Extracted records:
--------------------------------------------------

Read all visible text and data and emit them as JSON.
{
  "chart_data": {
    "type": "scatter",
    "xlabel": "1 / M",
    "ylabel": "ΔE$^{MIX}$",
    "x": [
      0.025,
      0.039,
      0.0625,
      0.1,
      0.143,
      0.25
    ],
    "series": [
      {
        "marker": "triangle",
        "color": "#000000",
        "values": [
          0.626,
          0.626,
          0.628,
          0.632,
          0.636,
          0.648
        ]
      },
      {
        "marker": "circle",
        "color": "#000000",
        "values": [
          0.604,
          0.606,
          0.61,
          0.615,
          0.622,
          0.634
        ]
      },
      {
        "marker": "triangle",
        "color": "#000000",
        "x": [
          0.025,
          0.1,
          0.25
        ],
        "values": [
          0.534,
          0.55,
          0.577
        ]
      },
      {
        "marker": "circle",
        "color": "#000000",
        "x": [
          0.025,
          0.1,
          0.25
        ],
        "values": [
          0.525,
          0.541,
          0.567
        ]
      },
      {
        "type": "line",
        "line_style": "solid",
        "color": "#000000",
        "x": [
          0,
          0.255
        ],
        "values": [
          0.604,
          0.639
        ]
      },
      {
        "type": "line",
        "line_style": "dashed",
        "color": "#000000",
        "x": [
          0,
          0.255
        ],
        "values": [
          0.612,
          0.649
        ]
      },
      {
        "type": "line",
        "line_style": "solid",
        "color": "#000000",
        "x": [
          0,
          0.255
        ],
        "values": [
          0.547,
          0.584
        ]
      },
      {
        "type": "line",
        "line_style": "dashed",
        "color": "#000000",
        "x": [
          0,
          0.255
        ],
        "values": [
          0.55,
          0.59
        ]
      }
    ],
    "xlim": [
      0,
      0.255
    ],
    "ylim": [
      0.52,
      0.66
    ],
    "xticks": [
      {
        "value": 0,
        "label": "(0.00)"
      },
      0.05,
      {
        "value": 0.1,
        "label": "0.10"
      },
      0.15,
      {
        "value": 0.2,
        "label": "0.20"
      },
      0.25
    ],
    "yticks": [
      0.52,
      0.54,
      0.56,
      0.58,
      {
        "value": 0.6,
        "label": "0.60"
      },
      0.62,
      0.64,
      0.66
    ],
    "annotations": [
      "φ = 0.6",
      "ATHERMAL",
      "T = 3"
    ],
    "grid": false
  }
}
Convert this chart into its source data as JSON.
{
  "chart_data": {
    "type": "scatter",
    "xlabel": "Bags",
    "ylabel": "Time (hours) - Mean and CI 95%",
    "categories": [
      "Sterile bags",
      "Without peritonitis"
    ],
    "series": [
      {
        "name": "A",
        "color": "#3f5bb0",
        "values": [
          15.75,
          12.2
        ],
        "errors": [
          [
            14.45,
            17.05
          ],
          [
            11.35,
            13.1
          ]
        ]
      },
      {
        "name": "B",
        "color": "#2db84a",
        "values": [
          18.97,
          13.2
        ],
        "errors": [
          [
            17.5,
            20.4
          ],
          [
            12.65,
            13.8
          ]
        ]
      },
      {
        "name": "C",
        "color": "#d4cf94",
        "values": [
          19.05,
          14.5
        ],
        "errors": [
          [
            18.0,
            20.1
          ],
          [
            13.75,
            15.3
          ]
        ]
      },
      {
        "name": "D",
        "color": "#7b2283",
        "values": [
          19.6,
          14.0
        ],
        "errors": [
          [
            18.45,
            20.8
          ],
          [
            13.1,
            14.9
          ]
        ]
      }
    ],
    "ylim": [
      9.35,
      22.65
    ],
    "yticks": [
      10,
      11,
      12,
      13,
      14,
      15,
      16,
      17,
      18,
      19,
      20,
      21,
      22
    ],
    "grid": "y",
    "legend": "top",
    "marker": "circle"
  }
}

--------------------------------------------------

Given request:
Give the records above again, word for word.

Task answer:
Read all visible text and data and emit them as JSON.
{
  "chart_data": {
    "type": "scatter",
    "xlabel": "1 / M",
    "ylabel": "ΔE$^{MIX}$",
    "x": [
      0.025,
      0.039,
      0.0625,
      0.1,
      0.143,
      0.25
    ],
    "series": [
      {
        "marker": "triangle",
        "color": "#000000",
        "values": [
          0.626,
          0.626,
          0.628,
          0.632,
          0.636,
          0.648
        ]
      },
      {
        "marker": "circle",
        "color": "#000000",
        "values": [
          0.604,
          0.606,
          0.61,
          0.615,
          0.622,
          0.634
        ]
      },
      {
        "marker": "triangle",
        "color": "#000000",
        "x": [
          0.025,
          0.1,
          0.25
        ],
        "values": [
          0.534,
          0.55,
          0.577
        ]
      },
      {
        "marker": "circle",
        "color": "#000000",
        "x": [
          0.025,
          0.1,
          0.25
        ],
        "values": [
          0.525,
          0.541,
          0.567
        ]
      },
      {
        "type": "line",
        "line_style": "solid",
        "color": "#000000",
        "x": [
          0,
          0.255
        ],
        "values": [
          0.604,
          0.639
        ]
      },
      {
        "type": "line",
        "line_style": "dashed",
        "color": "#000000",
        "x": [
          0,
          0.255
        ],
        "values": [
          0.612,
          0.649
        ]
      },
      {
        "type": "line",
        "line_style": "solid",
        "color": "#000000",
        "x": [
          0,
          0.255
        ],
        "values": [
          0.547,
          0.584
        ]
      },
      {
        "type": "line",
        "line_style": "dashed",
        "color": "#000000",
        "x": [
          0,
          0.255
        ],
        "values": [
          0.55,
          0.59
        ]
      }
    ],
    "xlim": [
      0,
      0.255
    ],
    "ylim": [
      0.52,
      0.66
    ],
    "xticks": [
      {
        "value": 0,
        "label": "(0.00)"
      },
      0.05,
      {
        "value": 0.1,
        "label": "0.10"
      },
      0.15,
      {
        "value": 0.2,
        "label": "0.20"
      },
      0.25
    ],
    "yticks": [
      0.52,
      0.54,
      0.56,
      0.58,
      {
        "value": 0.6,
        "label": "0.60"
      },
      0.62,
      0.64,
      0.66
    ],
    "annotations": [
      "φ = 0.6",
      "ATHERMAL",
      "T = 3"
    ],
    "grid": false
  }
}
Convert this chart into its source data as JSON.
{
  "chart_data": {
    "type": "scatter",
    "xlabel": "Bags",
    "ylabel": "Time (hours) - Mean and CI 95%",
    "categories": [
      "Sterile bags",
      "Without peritonitis"
    ],
    "series": [
      {
        "name": "A",
        "color": "#3f5bb0",
        "values": [
          15.75,
          12.2
        ],
        "errors": [
          [
            14.45,
            17.05
          ],
          [
            11.35,
            13.1
          ]
        ]
      },
      {
        "name": "B",
        "color": "#2db84a",
        "values": [
          18.97,
          13.2
        ],
        "errors": [
          [
            17.5,
            20.4
          ],
          [
            12.65,
            13.8
          ]
        ]
      },
      {
        "name": "C",
        "color": "#d4cf94",
        "values": [
          19.05,
          14.5
        ],
        "errors": [
          [
            18.0,
            20.1
          ],
          [
            13.75,
            15.3
          ]
        ]
      },
      {
        "name": "D",
        "color": "#7b2283",
        "values": [
          19.6,
          14.0
        ],
        "errors": [
          [
            18.45,
            20.8
          ],
          [
            13.1,
            14.9
          ]
        ]
      }
    ],
    "ylim": [
      9.35,
      22.65
    ],
    "yticks": [
      10,
      11,
      12,
      13,
      14,
      15,
      16,
      17,
      18,
      19,
      20,
      21,
      22
    ],
    "grid": "y",
    "legend": "top",
    "marker": "circle"
  }
}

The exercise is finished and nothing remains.